[Figure contents as structured data]
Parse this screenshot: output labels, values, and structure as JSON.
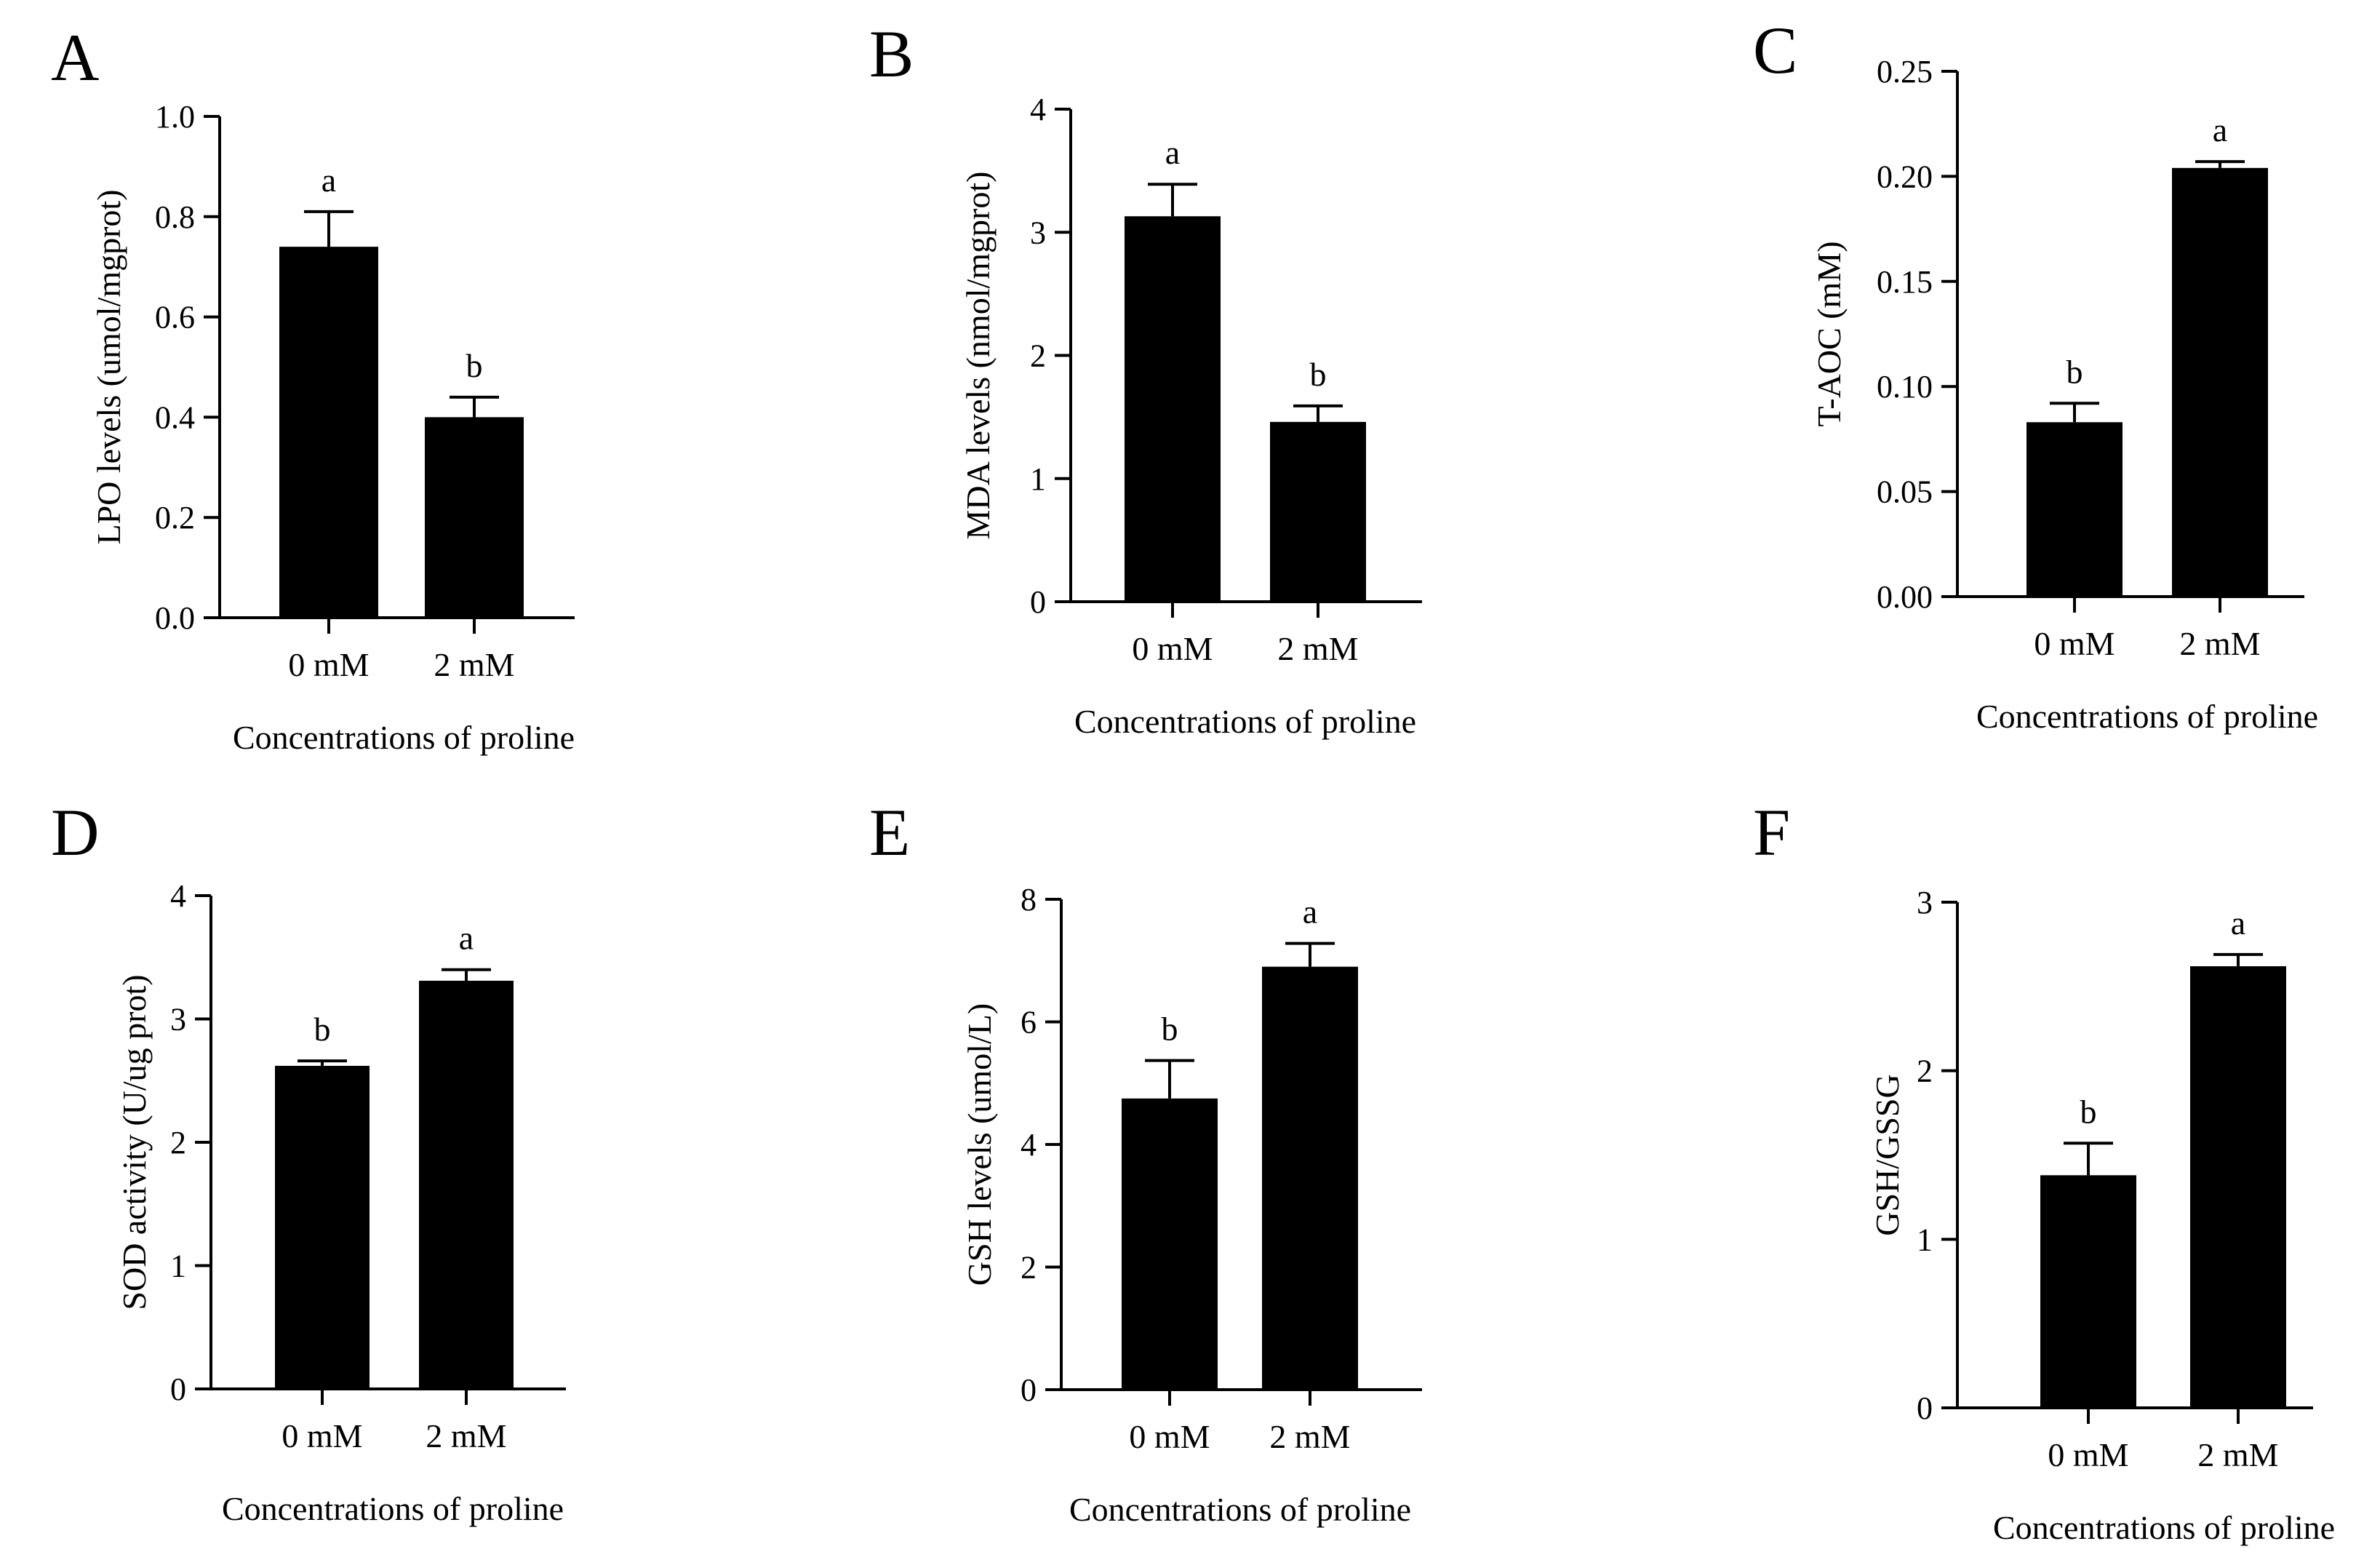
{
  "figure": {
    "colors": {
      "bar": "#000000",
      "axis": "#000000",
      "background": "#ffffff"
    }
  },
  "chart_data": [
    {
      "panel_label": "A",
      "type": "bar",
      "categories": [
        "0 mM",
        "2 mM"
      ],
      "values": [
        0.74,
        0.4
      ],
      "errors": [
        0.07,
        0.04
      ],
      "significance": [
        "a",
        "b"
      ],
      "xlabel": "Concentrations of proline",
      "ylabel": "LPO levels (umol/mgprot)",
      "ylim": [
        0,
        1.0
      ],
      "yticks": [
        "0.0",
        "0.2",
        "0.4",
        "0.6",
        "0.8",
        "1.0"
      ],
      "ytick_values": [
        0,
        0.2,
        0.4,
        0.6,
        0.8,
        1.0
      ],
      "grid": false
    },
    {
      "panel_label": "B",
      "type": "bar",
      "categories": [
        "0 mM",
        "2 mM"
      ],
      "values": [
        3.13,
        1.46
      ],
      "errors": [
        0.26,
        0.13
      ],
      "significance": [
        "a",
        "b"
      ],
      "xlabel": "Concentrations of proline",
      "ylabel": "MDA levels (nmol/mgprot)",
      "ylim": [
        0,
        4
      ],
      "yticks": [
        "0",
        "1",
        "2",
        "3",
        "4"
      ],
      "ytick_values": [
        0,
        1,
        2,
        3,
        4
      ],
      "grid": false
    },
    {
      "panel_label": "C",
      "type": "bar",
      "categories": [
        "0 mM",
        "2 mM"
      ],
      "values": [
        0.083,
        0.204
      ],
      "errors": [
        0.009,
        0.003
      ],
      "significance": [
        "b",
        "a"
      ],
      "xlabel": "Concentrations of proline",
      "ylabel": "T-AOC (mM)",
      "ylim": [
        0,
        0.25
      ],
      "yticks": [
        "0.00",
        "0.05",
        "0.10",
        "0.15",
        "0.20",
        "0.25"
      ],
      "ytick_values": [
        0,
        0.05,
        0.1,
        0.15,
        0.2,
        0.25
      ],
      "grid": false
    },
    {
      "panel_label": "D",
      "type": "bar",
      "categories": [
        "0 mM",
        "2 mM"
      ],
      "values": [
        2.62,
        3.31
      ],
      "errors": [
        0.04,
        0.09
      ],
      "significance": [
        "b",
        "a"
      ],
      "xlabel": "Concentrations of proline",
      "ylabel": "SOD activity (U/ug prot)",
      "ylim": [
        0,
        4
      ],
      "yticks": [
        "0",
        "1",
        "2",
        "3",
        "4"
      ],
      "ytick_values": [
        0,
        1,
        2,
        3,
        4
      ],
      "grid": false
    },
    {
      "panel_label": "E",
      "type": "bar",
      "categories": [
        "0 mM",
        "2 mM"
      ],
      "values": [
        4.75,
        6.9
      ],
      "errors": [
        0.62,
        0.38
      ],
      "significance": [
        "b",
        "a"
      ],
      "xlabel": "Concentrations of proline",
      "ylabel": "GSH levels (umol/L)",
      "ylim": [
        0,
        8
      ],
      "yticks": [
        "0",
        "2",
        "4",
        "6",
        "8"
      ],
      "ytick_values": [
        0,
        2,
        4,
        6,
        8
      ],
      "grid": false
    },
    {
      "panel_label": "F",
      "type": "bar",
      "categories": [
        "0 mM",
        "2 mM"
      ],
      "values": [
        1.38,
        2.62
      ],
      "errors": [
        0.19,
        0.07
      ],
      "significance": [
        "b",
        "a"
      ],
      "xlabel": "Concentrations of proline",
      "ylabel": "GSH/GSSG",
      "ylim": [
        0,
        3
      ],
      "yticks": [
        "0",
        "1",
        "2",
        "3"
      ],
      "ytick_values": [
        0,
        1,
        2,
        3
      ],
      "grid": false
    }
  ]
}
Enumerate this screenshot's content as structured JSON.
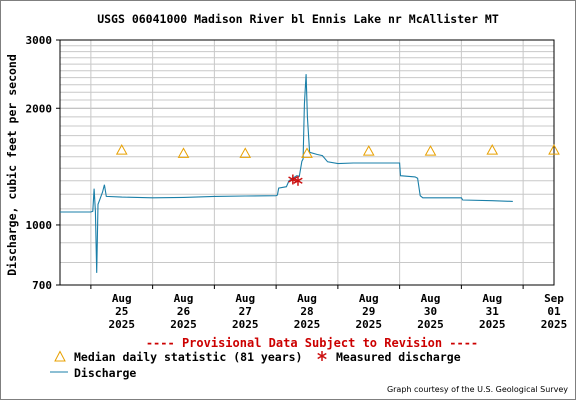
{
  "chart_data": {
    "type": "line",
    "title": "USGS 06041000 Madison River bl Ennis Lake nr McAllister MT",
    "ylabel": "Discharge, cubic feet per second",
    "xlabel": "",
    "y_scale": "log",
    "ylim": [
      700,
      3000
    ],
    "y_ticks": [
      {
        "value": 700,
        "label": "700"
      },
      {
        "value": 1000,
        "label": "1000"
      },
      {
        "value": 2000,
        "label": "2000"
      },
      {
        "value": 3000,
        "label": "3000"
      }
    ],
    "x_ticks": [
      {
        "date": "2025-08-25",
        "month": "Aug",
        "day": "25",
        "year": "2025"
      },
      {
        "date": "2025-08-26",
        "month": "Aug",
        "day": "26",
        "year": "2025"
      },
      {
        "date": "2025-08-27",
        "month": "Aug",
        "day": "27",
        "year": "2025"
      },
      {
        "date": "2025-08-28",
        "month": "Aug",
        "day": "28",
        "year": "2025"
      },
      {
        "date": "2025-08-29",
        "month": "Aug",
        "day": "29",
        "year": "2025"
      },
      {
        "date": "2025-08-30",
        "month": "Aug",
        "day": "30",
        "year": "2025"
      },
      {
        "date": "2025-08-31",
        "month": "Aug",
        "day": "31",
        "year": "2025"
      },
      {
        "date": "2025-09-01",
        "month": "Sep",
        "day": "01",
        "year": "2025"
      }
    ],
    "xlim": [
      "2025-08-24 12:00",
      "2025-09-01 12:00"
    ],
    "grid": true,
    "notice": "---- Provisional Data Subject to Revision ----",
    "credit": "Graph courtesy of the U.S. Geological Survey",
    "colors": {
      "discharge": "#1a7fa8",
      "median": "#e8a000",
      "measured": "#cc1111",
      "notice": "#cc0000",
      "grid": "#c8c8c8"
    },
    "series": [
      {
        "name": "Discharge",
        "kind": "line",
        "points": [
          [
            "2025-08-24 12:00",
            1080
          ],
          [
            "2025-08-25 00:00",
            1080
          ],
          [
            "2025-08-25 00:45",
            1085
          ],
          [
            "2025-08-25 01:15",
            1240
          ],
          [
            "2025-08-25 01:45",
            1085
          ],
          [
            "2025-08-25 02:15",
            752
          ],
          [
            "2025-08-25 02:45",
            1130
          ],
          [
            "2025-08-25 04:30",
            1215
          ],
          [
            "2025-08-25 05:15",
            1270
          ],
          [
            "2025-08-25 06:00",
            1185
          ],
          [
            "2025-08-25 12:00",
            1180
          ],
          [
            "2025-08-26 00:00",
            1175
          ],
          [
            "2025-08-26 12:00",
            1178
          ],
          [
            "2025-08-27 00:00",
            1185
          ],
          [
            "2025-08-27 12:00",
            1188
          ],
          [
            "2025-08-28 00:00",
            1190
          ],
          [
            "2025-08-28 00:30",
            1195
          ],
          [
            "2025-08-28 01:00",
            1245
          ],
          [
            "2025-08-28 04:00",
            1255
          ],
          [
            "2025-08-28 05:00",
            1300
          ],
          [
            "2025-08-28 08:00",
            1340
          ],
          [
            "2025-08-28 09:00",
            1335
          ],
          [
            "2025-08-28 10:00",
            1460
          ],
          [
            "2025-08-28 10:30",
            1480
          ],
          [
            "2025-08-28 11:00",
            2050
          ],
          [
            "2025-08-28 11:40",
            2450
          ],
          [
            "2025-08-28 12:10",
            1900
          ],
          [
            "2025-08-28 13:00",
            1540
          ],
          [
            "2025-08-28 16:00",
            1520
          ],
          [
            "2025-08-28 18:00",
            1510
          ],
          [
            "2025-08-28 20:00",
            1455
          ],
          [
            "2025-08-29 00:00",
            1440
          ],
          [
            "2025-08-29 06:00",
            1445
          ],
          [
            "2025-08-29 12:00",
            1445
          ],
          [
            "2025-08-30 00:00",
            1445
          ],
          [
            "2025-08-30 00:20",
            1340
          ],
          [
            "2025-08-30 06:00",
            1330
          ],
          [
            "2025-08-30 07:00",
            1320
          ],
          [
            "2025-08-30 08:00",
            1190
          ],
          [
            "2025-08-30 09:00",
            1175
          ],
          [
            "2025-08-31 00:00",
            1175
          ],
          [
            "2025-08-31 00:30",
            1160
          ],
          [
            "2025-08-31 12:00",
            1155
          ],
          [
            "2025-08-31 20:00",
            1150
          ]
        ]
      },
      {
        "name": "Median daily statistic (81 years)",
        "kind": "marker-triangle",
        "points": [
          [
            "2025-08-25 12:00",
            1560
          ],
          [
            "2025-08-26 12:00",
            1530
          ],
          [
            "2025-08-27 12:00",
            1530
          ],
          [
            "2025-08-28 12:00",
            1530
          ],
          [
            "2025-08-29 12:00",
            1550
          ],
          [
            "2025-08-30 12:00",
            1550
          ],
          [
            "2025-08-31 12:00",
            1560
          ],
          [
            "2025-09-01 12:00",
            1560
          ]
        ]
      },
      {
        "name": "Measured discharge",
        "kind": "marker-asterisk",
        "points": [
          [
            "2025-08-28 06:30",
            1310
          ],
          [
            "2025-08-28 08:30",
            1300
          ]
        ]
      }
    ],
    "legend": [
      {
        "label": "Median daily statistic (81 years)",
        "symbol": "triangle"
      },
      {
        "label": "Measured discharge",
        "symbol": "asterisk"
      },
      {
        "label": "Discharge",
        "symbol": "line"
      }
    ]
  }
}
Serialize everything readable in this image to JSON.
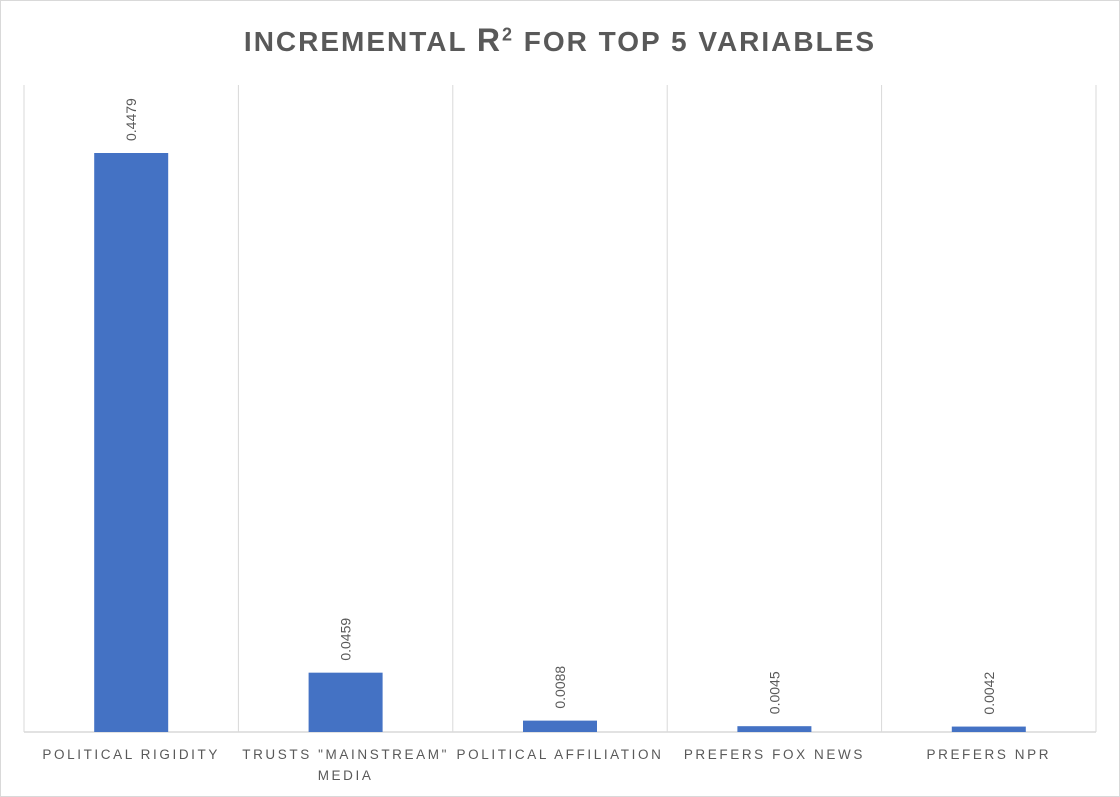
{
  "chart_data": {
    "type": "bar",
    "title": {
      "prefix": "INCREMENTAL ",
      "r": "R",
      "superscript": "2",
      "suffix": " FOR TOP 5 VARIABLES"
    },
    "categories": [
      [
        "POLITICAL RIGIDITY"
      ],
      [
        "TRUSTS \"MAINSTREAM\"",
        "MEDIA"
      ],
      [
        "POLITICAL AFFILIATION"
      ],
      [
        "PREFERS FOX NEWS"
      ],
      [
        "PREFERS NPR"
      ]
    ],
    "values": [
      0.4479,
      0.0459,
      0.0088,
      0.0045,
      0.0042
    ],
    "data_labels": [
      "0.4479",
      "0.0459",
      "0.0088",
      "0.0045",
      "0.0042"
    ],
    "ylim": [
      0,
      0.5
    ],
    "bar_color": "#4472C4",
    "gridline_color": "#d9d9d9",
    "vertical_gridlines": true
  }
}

TASK TO COMPLETE >> Take the line that contains "Serialize everything readable" and every line after it to the end of the records above; quote them exactly, leaving out the pictures.

THE REPLY >>
Serialize everything readable in this image to JSON.
{
  "chart_data": {
    "type": "bar",
    "title": {
      "prefix": "INCREMENTAL ",
      "r": "R",
      "superscript": "2",
      "suffix": " FOR TOP 5 VARIABLES"
    },
    "categories": [
      [
        "POLITICAL RIGIDITY"
      ],
      [
        "TRUSTS \"MAINSTREAM\"",
        "MEDIA"
      ],
      [
        "POLITICAL AFFILIATION"
      ],
      [
        "PREFERS FOX NEWS"
      ],
      [
        "PREFERS NPR"
      ]
    ],
    "values": [
      0.4479,
      0.0459,
      0.0088,
      0.0045,
      0.0042
    ],
    "data_labels": [
      "0.4479",
      "0.0459",
      "0.0088",
      "0.0045",
      "0.0042"
    ],
    "ylim": [
      0,
      0.5
    ],
    "bar_color": "#4472C4",
    "gridline_color": "#d9d9d9",
    "vertical_gridlines": true
  }
}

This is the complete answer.